== Task to carry out ==
Please express the lines as a JSON list of strings, one string per line, leaving out any blank lines. Begin at the line that has "select-label: Select (873, 50, 926, 71)" and stop after the line that has "nav-mail-label: Mail (39, 228, 75, 249)".

== Working data ==
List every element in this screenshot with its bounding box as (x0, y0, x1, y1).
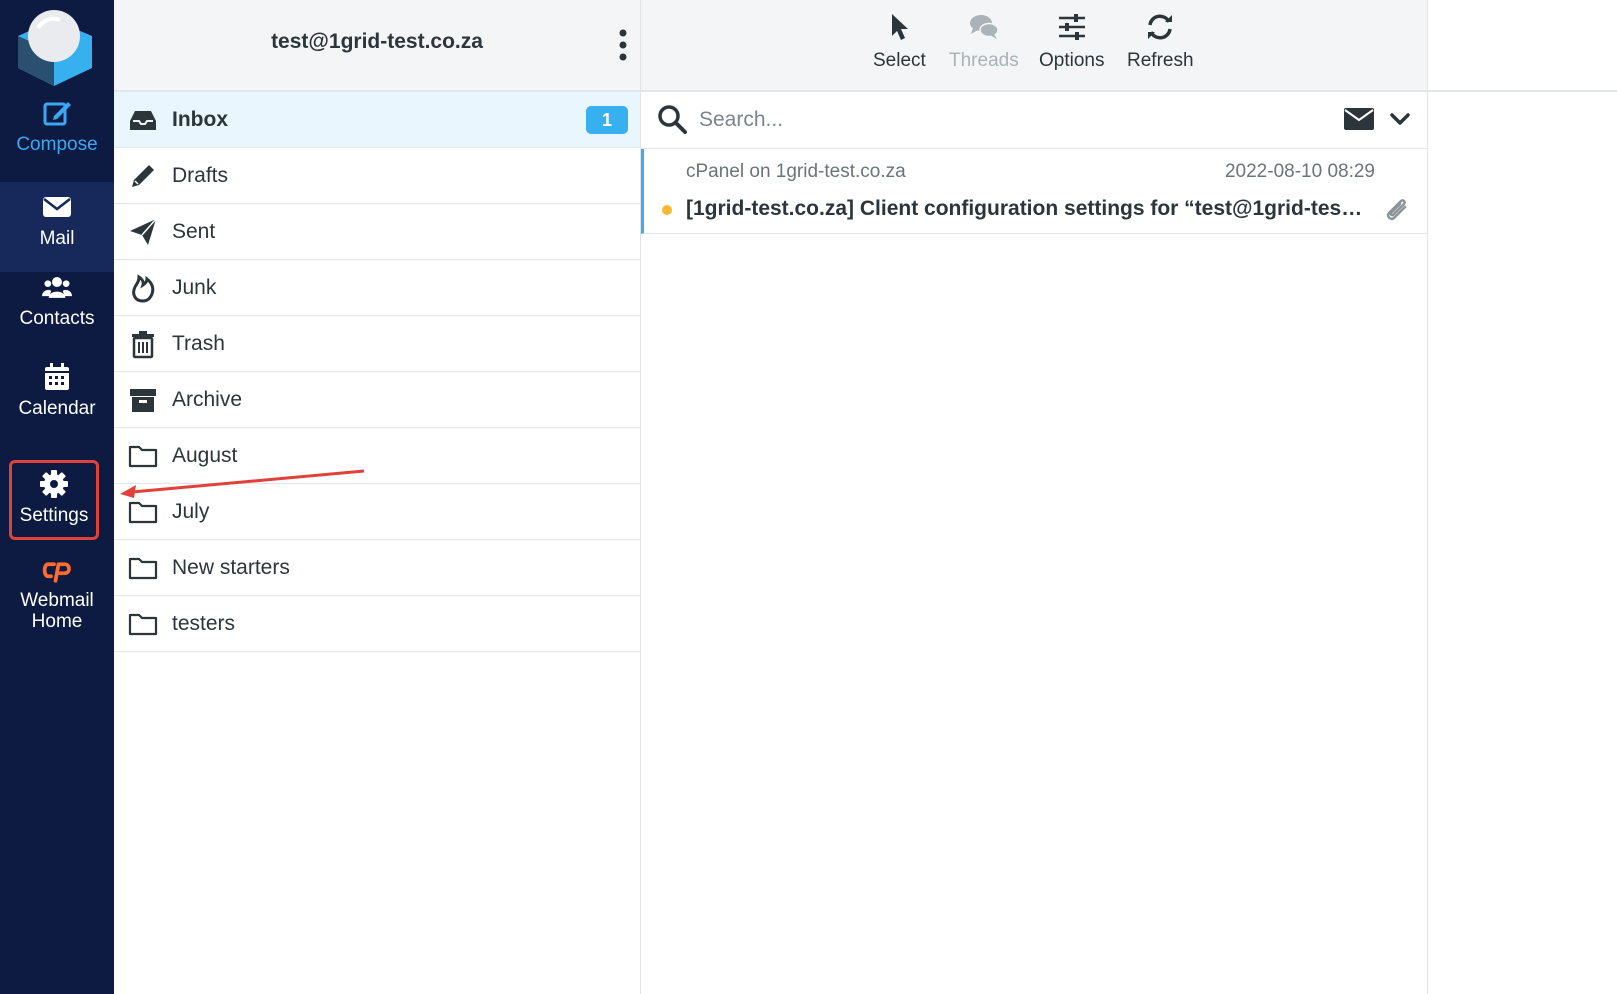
select-label: Select (873, 50, 926, 71)
envelope-icon (43, 197, 71, 217)
nav-settings-label: Settings (19, 505, 89, 526)
app-nav: Compose Mail Contacts Calendar Settings … (0, 0, 114, 994)
paperclip-icon (1386, 199, 1407, 221)
compose-icon (43, 102, 71, 126)
folder-label: Sent (172, 219, 216, 243)
nav-mail[interactable]: Mail (0, 182, 114, 272)
message-date: 2022-08-10 08:29 (1224, 161, 1375, 182)
threads-button[interactable]: Threads (949, 12, 1019, 72)
unread-dot (662, 205, 672, 215)
inbox-icon (130, 110, 156, 130)
folder-icon (128, 613, 158, 635)
nav-webmail-label-line2: Home (31, 611, 83, 632)
preview-header (1428, 0, 1617, 92)
nav-calendar[interactable]: Calendar (0, 362, 114, 452)
roundcube-logo-icon[interactable] (12, 6, 96, 88)
unread-count-badge: 1 (586, 106, 628, 134)
refresh-button[interactable]: Refresh (1127, 12, 1194, 72)
folder-label: Junk (172, 275, 217, 299)
chevron-down-icon[interactable] (1389, 108, 1411, 130)
kebab-menu-icon[interactable] (614, 28, 632, 62)
folder-testers[interactable]: testers (114, 596, 640, 652)
nav-contacts-label: Contacts (19, 308, 95, 329)
nav-mail-label: Mail (39, 228, 75, 249)
nav-compose-label: Compose (16, 134, 98, 155)
archive-box-icon (130, 388, 156, 412)
cpanel-icon (42, 562, 71, 583)
search-input[interactable] (697, 102, 1261, 138)
search-bar (641, 92, 1427, 149)
pencil-icon (132, 164, 154, 187)
users-icon (42, 277, 72, 298)
folder-trash[interactable]: Trash (114, 316, 640, 372)
nav-contacts[interactable]: Contacts (0, 272, 114, 362)
folder-icon (128, 445, 158, 467)
folder-icon (128, 557, 158, 579)
envelope-icon[interactable] (1343, 106, 1375, 132)
account-email: test@1grid-test.co.za (271, 30, 483, 53)
sliders-icon (1058, 14, 1085, 40)
options-label: Options (1039, 50, 1105, 71)
folder-label: testers (172, 611, 236, 635)
preview-pane (1428, 0, 1617, 994)
fire-icon (132, 273, 155, 303)
folder-july[interactable]: July (114, 484, 640, 540)
threads-label: Threads (949, 50, 1019, 71)
toolbar: Select Threads Options Refresh (641, 0, 1427, 92)
message-from: cPanel on 1grid-test.co.za (686, 161, 906, 182)
folder-drafts[interactable]: Drafts (114, 148, 640, 204)
folder-new-starters[interactable]: New starters (114, 540, 640, 596)
select-button[interactable]: Select (873, 12, 926, 72)
folder-label: Archive (172, 387, 243, 411)
trash-icon (132, 330, 154, 358)
options-button[interactable]: Options (1039, 12, 1104, 72)
search-icon[interactable] (657, 104, 687, 134)
nav-calendar-label: Calendar (18, 398, 96, 419)
chat-bubbles-icon (969, 15, 999, 39)
paper-plane-icon (130, 218, 157, 245)
message-row[interactable]: cPanel on 1grid-test.co.za 2022-08-10 08… (641, 149, 1427, 234)
folder-label: Trash (172, 331, 225, 355)
message-list-pane: Select Threads Options Refresh Search...… (641, 0, 1428, 994)
folder-label: August (172, 443, 238, 467)
folder-icon (128, 501, 158, 523)
folder-label: Drafts (172, 163, 229, 187)
folder-pane-header: test@1grid-test.co.za (114, 0, 640, 92)
folder-august[interactable]: August (114, 428, 640, 484)
folder-pane: test@1grid-test.co.za Inbox 1 Drafts Sen… (114, 0, 641, 994)
folder-inbox[interactable]: Inbox 1 (114, 92, 640, 148)
refresh-label: Refresh (1127, 50, 1194, 71)
folder-label: Inbox (172, 107, 228, 131)
folder-junk[interactable]: Junk (114, 260, 640, 316)
pointer-icon (892, 14, 909, 40)
calendar-icon (45, 363, 69, 390)
refresh-icon (1148, 14, 1173, 40)
nav-settings[interactable]: Settings (9, 460, 99, 540)
folder-archive[interactable]: Archive (114, 372, 640, 428)
message-subject: [1grid-test.co.za] Client configuration … (686, 197, 1366, 220)
nav-webmail-home[interactable]: Webmail Home (0, 556, 114, 636)
nav-compose[interactable]: Compose (0, 98, 114, 188)
folder-sent[interactable]: Sent (114, 204, 640, 260)
nav-webmail-label-line1: Webmail (20, 590, 94, 611)
folder-label: July (172, 499, 210, 523)
gear-icon (40, 470, 68, 498)
folder-label: New starters (172, 555, 290, 579)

== Answer to this exercise ==
[
  "select-label: Select (873, 50, 926, 71)",
  "envelope-icon (43, 197, 71, 217)",
  "nav-settings-label: Settings (19, 505, 89, 526)",
  "app-nav: Compose Mail Contacts Calendar Settings … (0, 0, 114, 994)",
  "paperclip-icon (1386, 199, 1407, 221)",
  "compose-icon (43, 102, 71, 126)",
  "folder-label: Sent (172, 219, 216, 243)",
  "nav-mail[interactable]: Mail (0, 182, 114, 272)",
  "message-date: 2022-08-10 08:29 (1224, 161, 1375, 182)",
  "threads-button[interactable]: Threads (949, 12, 1019, 72)",
  "unread-dot (662, 205, 672, 215)",
  "inbox-icon (130, 110, 156, 130)",
  "folder-icon (128, 613, 158, 635)",
  "nav-webmail-label-line2: Home (31, 611, 83, 632)",
  "preview-header (1428, 0, 1617, 92)",
  "nav-calendar[interactable]: Calendar (0, 362, 114, 452)",
  "roundcube-logo-icon[interactable] (12, 6, 96, 88)",
  "unread-count-badge: 1 (586, 106, 628, 134)",
  "refresh-button[interactable]: Refresh (1127, 12, 1194, 72)",
  "folder-label: Junk (172, 275, 217, 299)",
  "chevron-down-icon[interactable] (1389, 108, 1411, 130)",
  "kebab-menu-icon[interactable] (614, 28, 632, 62)",
  "folder-testers[interactable]: testers (114, 596, 640, 652)",
  "nav-contacts-label: Contacts (19, 308, 95, 329)",
  "nav-mail-label: Mail (39, 228, 75, 249)"
]